Collection entries:

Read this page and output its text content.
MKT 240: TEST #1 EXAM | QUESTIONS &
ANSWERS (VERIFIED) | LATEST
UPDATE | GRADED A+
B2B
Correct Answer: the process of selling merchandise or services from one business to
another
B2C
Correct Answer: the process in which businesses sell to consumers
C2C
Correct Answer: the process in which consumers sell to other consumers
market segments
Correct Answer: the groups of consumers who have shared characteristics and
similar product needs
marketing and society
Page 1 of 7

● **GIVEN EXERCISE**: In the records above, collect each line with "Correct".

● **ANSWER TO THIS PROBLEM**:
Correct Answer: the process of selling merchandise or services from one business to
Correct Answer: the process in which businesses sell to consumers
Correct Answer: the process in which consumers sell to other consumers
Correct Answer: the groups of consumers who have shared characteristics and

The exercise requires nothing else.